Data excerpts
## START

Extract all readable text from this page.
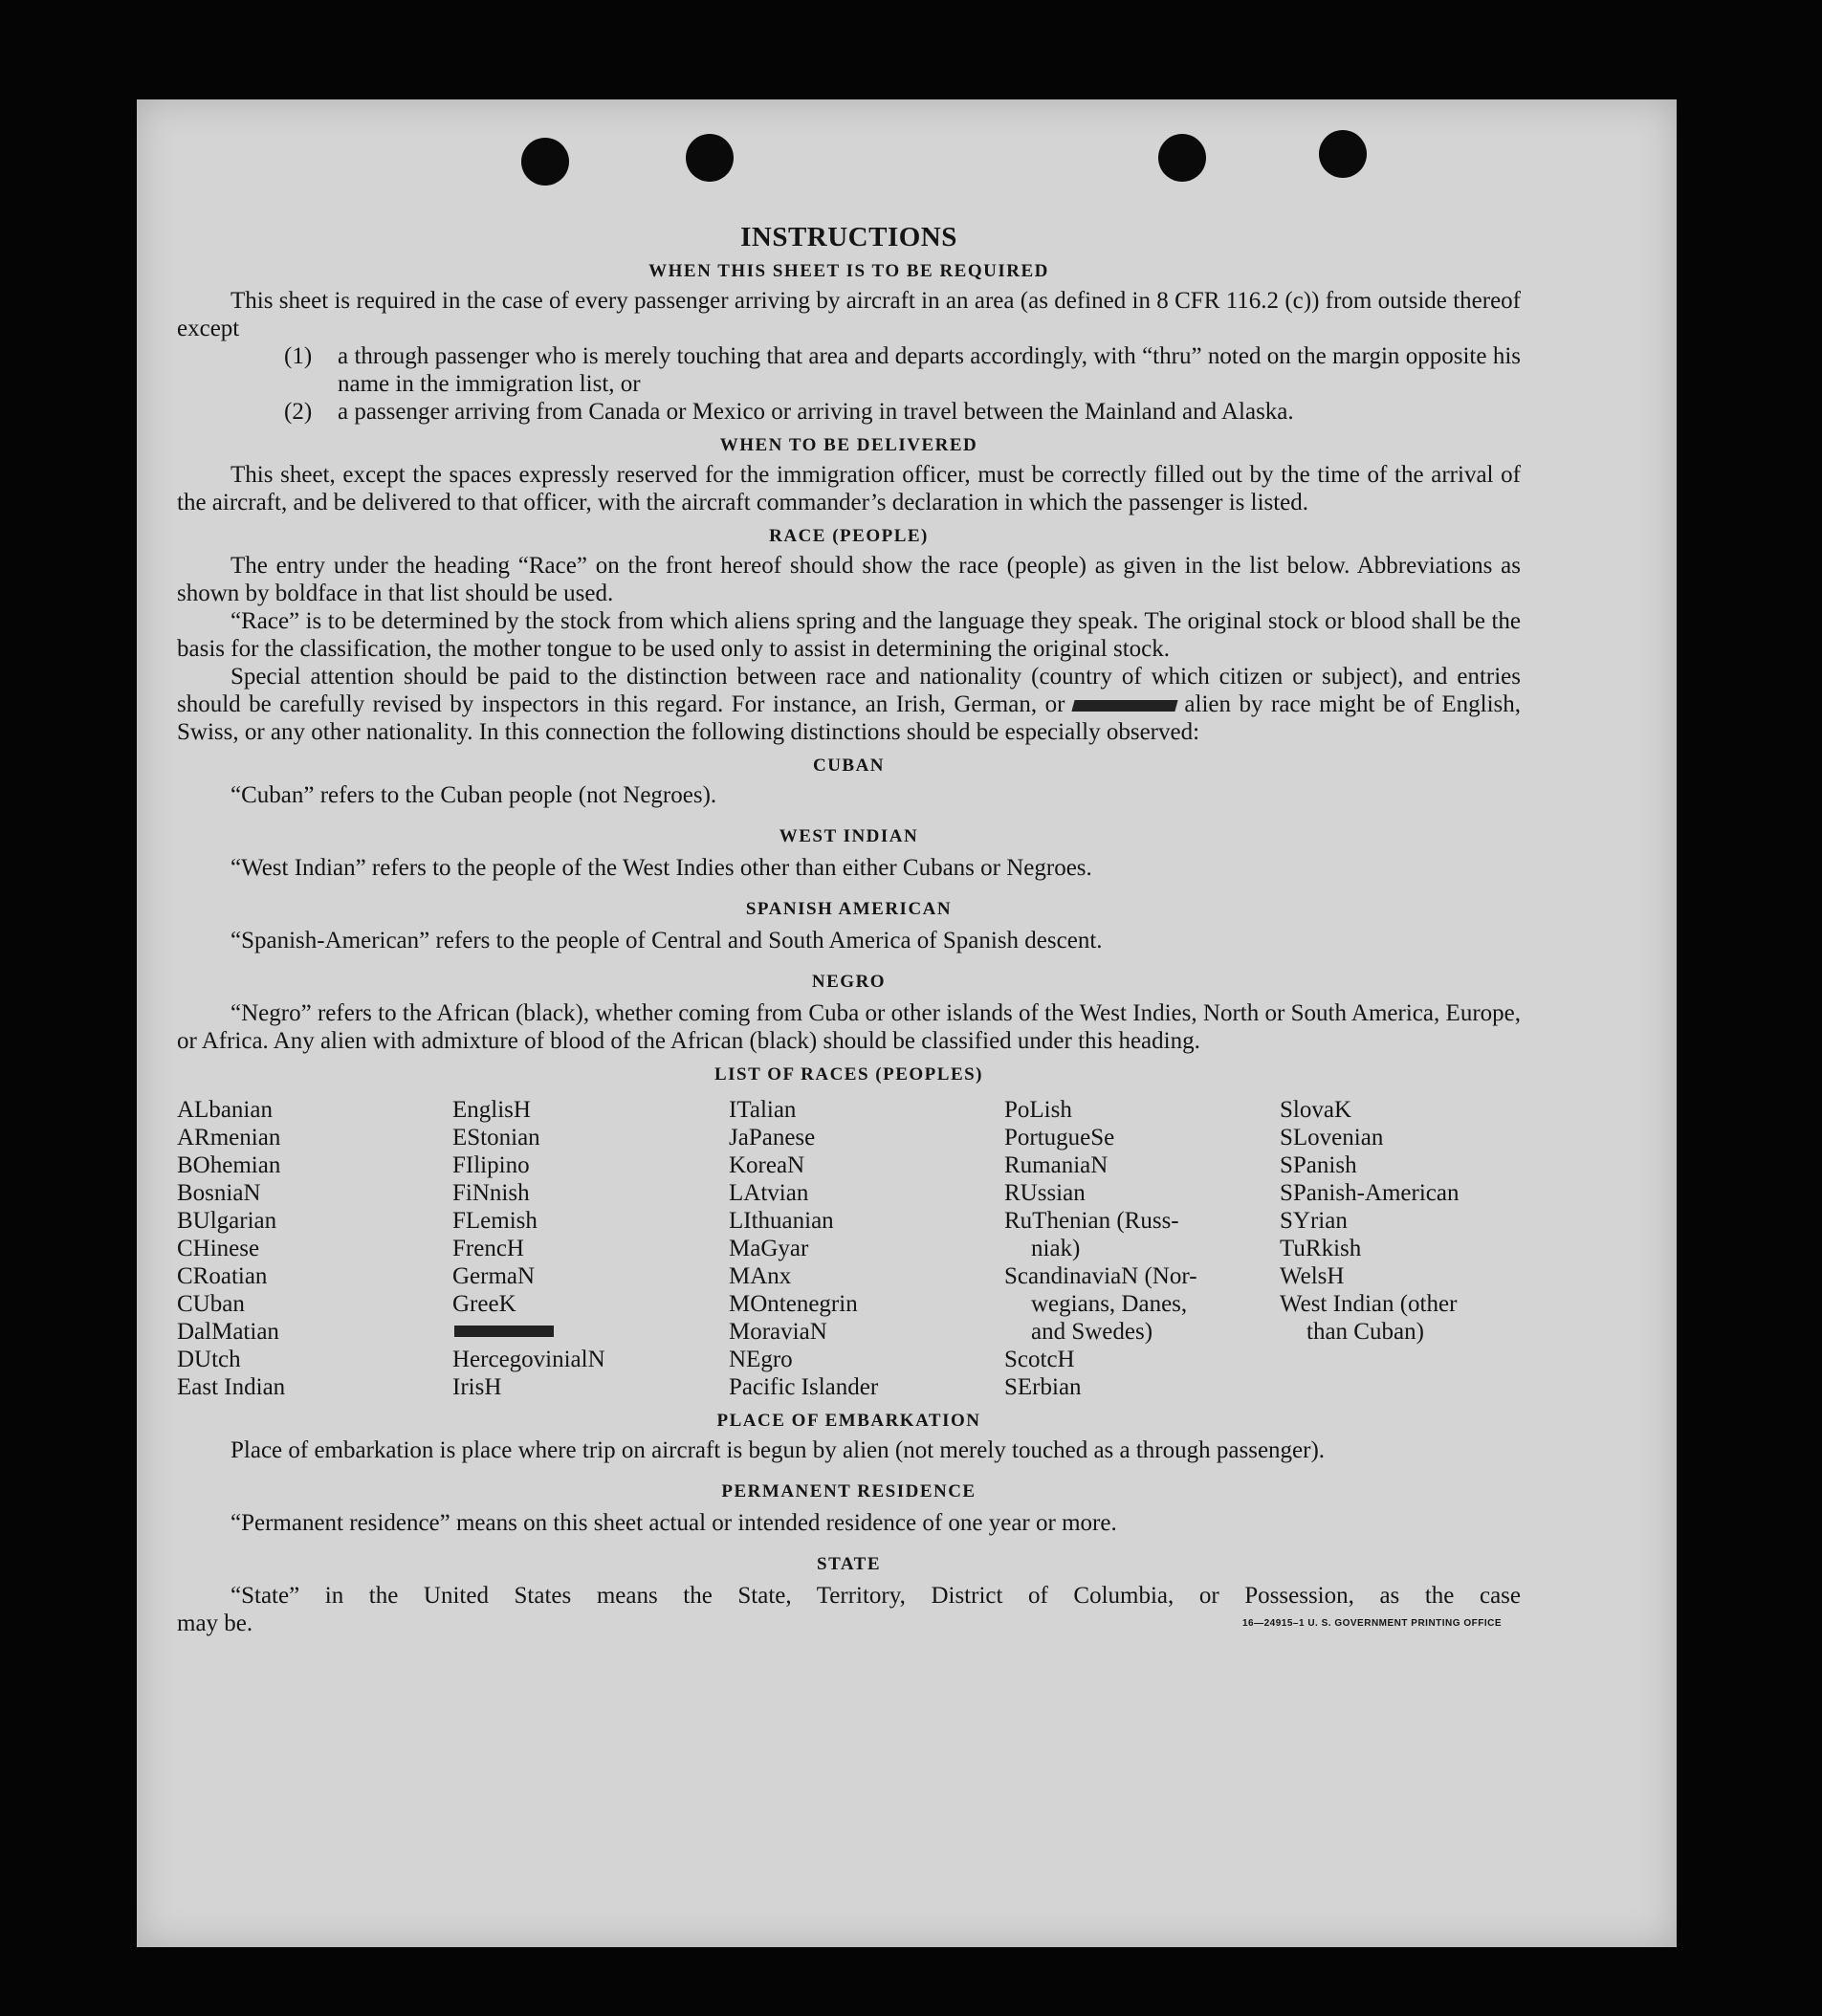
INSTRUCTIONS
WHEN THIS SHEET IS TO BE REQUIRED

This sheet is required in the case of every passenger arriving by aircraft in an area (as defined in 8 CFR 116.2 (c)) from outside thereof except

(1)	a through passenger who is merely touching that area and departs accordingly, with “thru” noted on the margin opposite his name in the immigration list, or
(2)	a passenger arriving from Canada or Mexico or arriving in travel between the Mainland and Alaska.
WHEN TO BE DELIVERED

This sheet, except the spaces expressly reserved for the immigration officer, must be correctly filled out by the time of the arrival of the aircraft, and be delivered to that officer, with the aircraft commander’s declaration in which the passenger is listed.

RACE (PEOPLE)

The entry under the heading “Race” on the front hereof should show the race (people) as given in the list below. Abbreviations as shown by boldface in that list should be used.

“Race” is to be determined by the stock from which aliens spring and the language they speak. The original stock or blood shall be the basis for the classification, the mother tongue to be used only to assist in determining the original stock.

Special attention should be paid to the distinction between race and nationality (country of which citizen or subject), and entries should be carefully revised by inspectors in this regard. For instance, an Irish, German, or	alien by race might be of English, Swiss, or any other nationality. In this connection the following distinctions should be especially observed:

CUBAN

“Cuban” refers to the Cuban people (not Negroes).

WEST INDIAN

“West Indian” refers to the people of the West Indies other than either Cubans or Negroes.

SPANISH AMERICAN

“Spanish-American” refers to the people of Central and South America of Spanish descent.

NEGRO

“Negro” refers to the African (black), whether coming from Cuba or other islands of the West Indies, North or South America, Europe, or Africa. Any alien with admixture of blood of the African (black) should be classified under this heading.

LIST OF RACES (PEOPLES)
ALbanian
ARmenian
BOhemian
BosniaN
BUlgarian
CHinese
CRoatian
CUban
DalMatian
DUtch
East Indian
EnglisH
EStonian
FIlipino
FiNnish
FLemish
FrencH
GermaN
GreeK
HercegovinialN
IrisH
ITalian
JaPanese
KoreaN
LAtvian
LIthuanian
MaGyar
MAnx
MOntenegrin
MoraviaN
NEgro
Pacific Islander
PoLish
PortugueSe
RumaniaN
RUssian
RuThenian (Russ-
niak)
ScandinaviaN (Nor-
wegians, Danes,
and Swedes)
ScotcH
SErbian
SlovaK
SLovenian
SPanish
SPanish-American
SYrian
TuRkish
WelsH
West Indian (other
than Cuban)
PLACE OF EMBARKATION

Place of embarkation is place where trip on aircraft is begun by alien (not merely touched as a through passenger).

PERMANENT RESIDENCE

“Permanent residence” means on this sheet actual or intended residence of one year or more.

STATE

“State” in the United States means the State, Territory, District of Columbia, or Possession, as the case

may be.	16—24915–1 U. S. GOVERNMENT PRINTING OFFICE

## END
## START

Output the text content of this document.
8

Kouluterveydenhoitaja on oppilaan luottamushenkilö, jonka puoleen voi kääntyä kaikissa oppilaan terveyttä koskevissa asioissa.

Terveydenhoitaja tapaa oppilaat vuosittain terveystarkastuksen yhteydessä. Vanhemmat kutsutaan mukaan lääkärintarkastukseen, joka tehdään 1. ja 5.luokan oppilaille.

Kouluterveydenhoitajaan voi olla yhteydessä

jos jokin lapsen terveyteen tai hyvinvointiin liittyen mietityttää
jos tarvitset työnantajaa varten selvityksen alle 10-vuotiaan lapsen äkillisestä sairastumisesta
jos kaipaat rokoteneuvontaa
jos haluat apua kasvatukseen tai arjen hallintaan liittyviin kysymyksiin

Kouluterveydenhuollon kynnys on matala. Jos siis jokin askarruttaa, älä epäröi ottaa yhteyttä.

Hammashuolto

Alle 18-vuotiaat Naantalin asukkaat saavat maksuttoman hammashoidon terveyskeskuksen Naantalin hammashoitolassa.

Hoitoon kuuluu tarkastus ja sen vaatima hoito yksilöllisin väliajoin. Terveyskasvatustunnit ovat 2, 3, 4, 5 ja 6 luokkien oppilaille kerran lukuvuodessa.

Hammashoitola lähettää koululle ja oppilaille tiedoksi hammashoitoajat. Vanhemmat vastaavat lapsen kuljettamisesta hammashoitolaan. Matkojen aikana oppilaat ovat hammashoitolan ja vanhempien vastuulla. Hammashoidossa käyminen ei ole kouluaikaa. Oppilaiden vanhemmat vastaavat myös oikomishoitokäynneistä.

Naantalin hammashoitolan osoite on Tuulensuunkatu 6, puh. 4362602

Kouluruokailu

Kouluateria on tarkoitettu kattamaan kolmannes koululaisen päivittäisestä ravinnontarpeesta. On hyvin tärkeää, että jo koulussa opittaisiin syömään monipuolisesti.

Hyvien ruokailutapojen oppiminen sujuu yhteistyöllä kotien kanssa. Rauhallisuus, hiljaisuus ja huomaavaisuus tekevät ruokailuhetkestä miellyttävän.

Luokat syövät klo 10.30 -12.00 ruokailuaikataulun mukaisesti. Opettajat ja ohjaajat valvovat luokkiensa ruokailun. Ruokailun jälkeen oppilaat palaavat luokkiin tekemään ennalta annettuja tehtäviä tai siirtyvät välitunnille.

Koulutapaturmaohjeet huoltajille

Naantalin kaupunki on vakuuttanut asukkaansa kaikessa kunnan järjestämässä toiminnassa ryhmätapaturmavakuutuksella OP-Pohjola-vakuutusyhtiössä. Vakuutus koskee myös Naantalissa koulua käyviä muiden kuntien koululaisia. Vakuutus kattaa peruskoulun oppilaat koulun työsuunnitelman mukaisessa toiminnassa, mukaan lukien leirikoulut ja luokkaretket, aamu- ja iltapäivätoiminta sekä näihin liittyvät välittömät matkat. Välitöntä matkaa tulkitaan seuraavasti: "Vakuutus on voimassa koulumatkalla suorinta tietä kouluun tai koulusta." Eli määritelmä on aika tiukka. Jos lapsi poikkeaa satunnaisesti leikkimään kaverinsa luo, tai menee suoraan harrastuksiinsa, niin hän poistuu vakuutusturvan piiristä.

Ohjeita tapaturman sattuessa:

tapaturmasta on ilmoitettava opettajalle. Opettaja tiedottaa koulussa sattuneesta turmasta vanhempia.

## END

STATED TASK
Lines holding the word "yhteydessä" in the entries above are the ones to pull out. Copy them all.

OUTPUT
Terveydenhoitaja tapaa oppilaat vuosittain terveystarkastuksen yhteydessä. Vanhemmat kutsutaan mukaan lääkärintarkastukseen, joka tehdään 1. ja 5.luokan oppilaille.
Kouluterveydenhoitajaan voi olla yhteydessä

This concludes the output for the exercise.